↓↓↓

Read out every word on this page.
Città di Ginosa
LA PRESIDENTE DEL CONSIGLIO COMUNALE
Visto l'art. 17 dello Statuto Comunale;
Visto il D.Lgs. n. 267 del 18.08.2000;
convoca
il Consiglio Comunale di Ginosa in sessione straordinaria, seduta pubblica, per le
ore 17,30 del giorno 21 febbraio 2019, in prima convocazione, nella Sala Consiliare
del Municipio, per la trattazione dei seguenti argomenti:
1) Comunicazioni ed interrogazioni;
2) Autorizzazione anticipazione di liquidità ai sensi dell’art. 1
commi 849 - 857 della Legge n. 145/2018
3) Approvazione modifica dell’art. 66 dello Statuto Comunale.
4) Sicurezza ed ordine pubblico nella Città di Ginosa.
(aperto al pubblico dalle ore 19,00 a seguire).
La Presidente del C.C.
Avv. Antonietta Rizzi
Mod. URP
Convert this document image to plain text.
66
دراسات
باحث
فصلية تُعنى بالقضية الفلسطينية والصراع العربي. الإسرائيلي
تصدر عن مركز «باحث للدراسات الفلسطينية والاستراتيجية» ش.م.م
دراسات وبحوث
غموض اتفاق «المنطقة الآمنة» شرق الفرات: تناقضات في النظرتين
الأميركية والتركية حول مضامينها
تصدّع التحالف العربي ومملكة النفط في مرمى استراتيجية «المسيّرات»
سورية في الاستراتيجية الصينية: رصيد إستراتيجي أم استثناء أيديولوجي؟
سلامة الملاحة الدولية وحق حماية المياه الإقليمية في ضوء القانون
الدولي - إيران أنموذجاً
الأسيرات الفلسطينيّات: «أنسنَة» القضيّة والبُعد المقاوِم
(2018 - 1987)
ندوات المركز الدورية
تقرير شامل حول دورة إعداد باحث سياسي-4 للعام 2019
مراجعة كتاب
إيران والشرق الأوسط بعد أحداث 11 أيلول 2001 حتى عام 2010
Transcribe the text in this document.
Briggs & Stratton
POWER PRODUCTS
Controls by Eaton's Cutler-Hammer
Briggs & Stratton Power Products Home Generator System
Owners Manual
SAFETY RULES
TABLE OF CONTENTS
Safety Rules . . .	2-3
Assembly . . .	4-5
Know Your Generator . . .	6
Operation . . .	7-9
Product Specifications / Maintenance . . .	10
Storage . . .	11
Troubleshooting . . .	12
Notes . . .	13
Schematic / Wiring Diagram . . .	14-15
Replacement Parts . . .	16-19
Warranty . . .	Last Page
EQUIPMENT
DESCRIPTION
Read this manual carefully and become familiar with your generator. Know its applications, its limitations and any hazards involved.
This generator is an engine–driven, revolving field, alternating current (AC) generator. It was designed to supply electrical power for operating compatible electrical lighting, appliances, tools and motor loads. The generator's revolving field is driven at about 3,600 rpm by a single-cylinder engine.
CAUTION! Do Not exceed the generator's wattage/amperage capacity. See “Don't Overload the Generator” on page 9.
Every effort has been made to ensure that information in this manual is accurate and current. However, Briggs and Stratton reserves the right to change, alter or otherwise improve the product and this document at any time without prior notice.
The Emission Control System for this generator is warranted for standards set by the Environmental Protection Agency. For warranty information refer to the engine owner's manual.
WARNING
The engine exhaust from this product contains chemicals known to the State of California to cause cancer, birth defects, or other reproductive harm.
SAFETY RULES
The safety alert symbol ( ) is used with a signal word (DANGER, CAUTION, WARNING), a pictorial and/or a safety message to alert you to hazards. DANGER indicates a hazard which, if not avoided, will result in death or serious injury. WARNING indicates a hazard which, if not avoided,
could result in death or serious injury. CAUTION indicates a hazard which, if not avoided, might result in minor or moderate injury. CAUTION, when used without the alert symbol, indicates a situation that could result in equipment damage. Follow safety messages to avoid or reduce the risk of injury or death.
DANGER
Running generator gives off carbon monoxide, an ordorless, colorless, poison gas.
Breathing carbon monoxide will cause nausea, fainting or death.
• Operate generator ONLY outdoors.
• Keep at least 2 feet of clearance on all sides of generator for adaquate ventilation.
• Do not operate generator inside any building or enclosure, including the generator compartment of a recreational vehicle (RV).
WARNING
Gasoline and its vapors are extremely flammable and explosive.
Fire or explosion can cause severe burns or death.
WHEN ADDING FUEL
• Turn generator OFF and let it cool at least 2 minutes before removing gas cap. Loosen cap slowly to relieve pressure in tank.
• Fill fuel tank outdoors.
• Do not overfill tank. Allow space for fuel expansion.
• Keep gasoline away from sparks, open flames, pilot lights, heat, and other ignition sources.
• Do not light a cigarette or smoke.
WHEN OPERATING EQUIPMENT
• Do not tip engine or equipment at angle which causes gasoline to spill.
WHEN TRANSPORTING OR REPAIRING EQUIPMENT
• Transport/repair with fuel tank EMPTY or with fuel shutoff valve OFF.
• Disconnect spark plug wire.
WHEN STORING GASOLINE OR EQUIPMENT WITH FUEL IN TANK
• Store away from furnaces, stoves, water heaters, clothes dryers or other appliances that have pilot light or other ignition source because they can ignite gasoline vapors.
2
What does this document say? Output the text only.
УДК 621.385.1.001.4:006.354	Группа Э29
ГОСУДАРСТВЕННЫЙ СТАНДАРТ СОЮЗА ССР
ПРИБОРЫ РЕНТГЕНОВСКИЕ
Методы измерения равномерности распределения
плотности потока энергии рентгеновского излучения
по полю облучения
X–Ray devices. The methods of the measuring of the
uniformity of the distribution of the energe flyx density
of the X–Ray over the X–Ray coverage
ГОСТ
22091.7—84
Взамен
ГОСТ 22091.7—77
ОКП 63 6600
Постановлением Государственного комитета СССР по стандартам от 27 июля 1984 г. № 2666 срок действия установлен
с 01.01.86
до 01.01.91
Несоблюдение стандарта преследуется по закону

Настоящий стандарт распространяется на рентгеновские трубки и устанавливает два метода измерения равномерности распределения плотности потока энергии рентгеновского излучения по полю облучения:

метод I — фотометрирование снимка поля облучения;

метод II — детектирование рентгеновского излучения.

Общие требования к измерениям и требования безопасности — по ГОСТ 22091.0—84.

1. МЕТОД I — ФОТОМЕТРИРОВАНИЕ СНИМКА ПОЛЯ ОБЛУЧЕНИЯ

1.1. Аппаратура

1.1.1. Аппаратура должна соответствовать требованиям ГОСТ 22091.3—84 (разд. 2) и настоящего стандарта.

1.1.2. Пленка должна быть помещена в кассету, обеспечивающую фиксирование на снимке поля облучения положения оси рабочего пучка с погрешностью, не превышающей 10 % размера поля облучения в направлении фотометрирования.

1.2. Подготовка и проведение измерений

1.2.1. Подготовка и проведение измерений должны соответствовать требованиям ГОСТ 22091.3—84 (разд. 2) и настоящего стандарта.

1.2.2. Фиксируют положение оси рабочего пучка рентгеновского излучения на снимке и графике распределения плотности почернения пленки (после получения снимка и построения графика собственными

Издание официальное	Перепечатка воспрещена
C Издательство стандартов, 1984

↑↑↑

> [Requirement] Count the lines of the listing above that include the word "Città" and state the total with nothing else.

> [Correct result] 2